*REQUEST A*
Echo the passage of the farming article between "Transformation requires a" and "form of insanity?", inclusive, word for word.

*SELECTION*
TransFARMation: 10 keys for transforming the way we farm

By Kim Deans

Are you feeling called to transform the way you farm to create a vibrantly healthy farm business and life? If so, these 10 keys can help support your mindset on your farming journey. These keys have evolved from our own farming journeys which have spanned over 30 years each working in agriculture as farmers and also in coaching and extension roles with farmers.

“You can’t solve a problem with the same kind of thinking that created it” Albert Einstein

Transformation requires a change in thinking. Changing our thinking can be a challenging process and is why the changes our farms and our planet need from our farmers can be slow to take hold, even though the results possible could result in so many benefits for farmers as well as the planet. Changing our thinking is cycle of questioning, observing and taking action.

1. Remember the definition of Insanity:
The definition of insanity is doing the same thing over again and expecting a different result. Considering this, could the way you are farming be a form of insanity?

2. It is not how much you have it is always how well you use what you have.
Have you noticed that even when what many farmers are doing is so obviously not working on so many levels they persist with the “more-on” farming approach and simply believe they need to put more on? Be that more fertiliser, pesticide, debt, or increase the amount of land farmed instead of treating the causes of the problems and looking after and better utilising what they have. Continually overgrazing and spending a fortune on fodder for their livestock every year with no corresponding increases in farm profit has to be insane!

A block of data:

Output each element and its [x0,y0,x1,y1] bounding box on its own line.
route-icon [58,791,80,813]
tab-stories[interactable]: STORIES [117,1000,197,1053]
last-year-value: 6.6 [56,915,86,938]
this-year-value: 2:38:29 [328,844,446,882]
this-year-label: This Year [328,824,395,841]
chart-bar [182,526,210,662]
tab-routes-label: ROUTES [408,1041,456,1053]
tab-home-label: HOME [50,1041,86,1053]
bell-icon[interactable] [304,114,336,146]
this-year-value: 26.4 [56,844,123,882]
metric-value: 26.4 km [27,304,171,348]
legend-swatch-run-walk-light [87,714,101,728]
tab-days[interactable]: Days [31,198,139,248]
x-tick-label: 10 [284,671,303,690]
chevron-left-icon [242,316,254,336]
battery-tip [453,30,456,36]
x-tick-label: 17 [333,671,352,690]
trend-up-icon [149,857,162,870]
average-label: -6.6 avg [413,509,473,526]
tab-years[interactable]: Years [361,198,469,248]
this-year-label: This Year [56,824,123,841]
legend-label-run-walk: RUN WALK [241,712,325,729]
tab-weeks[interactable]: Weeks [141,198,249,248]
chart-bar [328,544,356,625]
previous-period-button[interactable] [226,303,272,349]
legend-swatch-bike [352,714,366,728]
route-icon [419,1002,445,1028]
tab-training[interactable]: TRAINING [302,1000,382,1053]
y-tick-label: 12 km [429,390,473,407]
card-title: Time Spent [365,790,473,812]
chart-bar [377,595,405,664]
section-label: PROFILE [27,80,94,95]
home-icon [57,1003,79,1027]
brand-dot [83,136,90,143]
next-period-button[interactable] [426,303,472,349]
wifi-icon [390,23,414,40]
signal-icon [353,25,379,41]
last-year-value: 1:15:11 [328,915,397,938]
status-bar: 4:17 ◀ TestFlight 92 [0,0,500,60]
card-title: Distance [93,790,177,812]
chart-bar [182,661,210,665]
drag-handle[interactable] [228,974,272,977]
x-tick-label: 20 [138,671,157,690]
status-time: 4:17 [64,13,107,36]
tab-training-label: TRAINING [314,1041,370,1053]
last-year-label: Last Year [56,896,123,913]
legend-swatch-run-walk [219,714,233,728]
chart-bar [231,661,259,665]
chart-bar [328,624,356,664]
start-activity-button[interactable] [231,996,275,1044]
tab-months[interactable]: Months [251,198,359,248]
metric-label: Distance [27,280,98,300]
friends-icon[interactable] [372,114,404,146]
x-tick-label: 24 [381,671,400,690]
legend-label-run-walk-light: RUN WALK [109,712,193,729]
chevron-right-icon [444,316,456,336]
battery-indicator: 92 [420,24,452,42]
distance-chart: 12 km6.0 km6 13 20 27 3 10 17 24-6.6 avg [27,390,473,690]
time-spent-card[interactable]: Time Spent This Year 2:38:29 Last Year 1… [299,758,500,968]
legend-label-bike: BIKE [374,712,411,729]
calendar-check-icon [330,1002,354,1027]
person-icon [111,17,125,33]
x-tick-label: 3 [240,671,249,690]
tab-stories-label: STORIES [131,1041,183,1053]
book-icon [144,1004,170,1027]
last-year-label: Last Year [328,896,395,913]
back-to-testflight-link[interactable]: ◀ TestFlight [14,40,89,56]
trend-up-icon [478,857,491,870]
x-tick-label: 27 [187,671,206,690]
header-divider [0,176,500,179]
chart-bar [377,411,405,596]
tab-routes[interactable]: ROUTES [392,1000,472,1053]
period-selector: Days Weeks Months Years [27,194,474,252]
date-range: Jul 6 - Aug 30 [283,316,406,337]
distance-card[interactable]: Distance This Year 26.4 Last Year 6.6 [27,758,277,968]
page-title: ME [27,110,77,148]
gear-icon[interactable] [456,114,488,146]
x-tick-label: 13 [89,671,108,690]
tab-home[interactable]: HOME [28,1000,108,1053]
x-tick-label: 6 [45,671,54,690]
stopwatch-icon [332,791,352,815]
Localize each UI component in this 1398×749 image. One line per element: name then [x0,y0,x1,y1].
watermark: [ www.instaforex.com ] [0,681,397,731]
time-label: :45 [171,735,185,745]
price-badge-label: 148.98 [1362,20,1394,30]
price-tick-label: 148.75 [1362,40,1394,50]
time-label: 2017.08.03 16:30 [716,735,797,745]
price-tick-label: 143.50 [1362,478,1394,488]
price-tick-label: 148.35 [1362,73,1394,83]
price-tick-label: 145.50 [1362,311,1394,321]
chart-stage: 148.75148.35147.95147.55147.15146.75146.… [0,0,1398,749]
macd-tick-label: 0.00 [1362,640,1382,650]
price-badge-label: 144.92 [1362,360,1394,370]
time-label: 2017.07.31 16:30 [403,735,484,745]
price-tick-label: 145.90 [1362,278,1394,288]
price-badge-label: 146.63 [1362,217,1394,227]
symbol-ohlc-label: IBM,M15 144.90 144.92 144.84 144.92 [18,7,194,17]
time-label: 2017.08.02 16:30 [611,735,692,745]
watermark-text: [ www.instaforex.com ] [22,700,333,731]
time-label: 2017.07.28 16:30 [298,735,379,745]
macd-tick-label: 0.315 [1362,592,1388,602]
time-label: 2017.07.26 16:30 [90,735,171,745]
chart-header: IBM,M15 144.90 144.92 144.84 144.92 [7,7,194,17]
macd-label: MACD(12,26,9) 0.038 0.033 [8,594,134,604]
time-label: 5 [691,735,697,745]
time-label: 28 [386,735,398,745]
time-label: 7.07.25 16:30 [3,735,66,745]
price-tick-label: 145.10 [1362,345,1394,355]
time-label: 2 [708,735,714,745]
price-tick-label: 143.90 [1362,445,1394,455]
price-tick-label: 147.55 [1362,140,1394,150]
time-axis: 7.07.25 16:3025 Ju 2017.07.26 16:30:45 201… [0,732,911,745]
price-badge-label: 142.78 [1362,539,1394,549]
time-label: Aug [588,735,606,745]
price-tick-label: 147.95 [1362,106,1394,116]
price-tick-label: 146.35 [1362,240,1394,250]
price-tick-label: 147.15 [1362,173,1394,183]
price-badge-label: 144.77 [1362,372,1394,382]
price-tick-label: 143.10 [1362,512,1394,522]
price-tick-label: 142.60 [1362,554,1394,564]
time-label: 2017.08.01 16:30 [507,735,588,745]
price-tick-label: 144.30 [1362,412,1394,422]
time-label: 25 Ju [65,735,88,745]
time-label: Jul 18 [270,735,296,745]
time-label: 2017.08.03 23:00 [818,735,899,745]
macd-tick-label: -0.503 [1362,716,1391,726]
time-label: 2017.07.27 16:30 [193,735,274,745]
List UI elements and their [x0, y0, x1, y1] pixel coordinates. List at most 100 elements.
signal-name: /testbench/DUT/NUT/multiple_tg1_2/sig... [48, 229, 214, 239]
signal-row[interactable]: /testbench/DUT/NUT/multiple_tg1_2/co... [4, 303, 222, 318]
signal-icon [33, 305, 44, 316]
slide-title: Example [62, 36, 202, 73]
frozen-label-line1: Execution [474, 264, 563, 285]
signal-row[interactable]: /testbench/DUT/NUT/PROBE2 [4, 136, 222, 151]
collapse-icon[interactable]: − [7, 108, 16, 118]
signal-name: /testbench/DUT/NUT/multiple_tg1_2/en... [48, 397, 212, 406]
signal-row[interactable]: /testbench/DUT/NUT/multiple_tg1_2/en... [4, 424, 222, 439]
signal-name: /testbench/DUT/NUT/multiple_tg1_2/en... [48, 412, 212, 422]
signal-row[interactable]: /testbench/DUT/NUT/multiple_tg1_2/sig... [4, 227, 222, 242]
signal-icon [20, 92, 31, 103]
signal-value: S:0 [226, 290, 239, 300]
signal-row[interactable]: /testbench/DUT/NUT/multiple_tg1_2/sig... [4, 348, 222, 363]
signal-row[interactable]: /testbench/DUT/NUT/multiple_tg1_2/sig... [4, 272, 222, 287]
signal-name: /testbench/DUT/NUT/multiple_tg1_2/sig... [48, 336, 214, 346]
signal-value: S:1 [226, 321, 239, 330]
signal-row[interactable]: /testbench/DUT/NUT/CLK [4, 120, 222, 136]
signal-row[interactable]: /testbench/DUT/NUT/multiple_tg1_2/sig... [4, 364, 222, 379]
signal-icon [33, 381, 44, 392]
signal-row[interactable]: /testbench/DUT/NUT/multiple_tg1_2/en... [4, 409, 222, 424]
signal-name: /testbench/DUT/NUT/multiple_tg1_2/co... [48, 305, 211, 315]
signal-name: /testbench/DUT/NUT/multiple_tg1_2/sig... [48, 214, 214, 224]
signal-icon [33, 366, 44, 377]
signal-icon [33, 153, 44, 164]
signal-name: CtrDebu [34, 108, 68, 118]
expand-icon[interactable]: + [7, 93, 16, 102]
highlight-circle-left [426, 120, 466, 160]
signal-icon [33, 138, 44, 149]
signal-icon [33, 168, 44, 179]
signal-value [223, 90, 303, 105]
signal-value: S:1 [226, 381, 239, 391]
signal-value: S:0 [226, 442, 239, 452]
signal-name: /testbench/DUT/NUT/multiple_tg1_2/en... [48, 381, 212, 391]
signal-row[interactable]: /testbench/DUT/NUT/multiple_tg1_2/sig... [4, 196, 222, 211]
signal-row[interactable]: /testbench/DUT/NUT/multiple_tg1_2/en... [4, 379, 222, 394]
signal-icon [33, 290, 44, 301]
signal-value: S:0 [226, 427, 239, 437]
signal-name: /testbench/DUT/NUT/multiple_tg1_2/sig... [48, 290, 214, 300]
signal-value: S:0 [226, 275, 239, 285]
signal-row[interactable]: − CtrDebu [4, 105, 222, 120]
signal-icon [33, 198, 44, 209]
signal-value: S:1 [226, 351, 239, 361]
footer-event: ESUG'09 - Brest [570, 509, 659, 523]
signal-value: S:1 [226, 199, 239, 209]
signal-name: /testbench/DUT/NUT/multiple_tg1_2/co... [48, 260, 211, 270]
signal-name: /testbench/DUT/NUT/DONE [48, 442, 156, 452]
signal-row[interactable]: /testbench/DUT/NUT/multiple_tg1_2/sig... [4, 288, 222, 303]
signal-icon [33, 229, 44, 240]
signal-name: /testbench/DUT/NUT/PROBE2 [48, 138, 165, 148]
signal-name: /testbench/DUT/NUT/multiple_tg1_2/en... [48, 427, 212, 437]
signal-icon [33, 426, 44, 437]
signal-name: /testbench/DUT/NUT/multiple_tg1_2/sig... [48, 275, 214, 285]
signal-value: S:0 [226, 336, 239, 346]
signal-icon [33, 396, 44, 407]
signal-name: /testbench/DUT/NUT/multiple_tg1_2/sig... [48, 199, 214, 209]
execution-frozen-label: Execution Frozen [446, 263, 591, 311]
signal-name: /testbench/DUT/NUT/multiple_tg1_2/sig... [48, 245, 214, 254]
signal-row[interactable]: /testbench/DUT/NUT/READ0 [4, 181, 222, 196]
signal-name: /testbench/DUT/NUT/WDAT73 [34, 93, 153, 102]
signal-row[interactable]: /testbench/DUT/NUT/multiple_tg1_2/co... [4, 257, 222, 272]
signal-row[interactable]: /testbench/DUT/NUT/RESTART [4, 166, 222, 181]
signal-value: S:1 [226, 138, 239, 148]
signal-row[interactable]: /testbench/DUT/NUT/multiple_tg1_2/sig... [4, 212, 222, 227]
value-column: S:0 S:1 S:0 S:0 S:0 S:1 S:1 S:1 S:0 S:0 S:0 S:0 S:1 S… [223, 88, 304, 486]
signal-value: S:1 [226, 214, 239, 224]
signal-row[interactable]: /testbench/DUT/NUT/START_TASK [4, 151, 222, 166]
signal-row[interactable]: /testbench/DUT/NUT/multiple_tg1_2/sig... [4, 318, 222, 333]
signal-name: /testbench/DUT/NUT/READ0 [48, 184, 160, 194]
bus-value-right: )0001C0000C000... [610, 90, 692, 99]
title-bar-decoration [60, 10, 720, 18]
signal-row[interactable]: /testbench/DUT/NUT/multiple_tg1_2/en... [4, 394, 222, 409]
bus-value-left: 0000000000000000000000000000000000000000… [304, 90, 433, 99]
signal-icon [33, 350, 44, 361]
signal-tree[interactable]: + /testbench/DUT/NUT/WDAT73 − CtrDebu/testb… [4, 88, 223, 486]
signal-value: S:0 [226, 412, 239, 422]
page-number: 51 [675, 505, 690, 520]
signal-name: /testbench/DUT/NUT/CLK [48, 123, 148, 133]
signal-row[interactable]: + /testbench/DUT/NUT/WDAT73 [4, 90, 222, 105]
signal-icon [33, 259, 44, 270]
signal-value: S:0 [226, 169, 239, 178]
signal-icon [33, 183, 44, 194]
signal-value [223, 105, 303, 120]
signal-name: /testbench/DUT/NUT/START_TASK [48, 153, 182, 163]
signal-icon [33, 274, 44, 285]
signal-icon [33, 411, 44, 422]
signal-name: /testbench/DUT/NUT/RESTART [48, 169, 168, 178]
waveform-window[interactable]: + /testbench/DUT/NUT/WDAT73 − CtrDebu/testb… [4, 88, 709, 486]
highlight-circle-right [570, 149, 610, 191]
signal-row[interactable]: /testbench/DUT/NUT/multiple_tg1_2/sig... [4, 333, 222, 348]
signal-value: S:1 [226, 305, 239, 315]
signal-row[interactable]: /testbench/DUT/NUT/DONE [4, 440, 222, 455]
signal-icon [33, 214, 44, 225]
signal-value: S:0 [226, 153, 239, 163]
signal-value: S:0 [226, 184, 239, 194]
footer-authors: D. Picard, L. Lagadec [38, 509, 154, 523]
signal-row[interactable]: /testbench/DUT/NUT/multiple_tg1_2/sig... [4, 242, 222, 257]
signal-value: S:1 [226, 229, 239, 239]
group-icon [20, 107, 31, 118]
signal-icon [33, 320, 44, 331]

*REQUEST B*
Duplicate the lines of the records between the first line and the line holding "legend-swatch-run-walk-light [87,714,101,728]", inclusive, character for character.

*FULL OUTPUT A*
Transformation requires a change in thinking. Changing our thinking can be a challenging process and is why the changes our farms and our planet need from our farmers can be slow to take hold, even though the results possible could result in so many benefits for farmers as well as the planet. Changing our thinking is cycle of questioning, observing and taking action.

1. Remember the definition of Insanity:
The definition of insanity is doing the same thing over again and expecting a different result. Considering this, could the way you are farming be a form of insanity?

*FULL OUTPUT B*
Output each element and its [x0,y0,x1,y1] bounding box on its own line.
route-icon [58,791,80,813]
tab-stories[interactable]: STORIES [117,1000,197,1053]
last-year-value: 6.6 [56,915,86,938]
this-year-value: 2:38:29 [328,844,446,882]
this-year-label: This Year [328,824,395,841]
chart-bar [182,526,210,662]
tab-routes-label: ROUTES [408,1041,456,1053]
tab-home-label: HOME [50,1041,86,1053]
bell-icon[interactable] [304,114,336,146]
this-year-value: 26.4 [56,844,123,882]
metric-value: 26.4 km [27,304,171,348]
legend-swatch-run-walk-light [87,714,101,728]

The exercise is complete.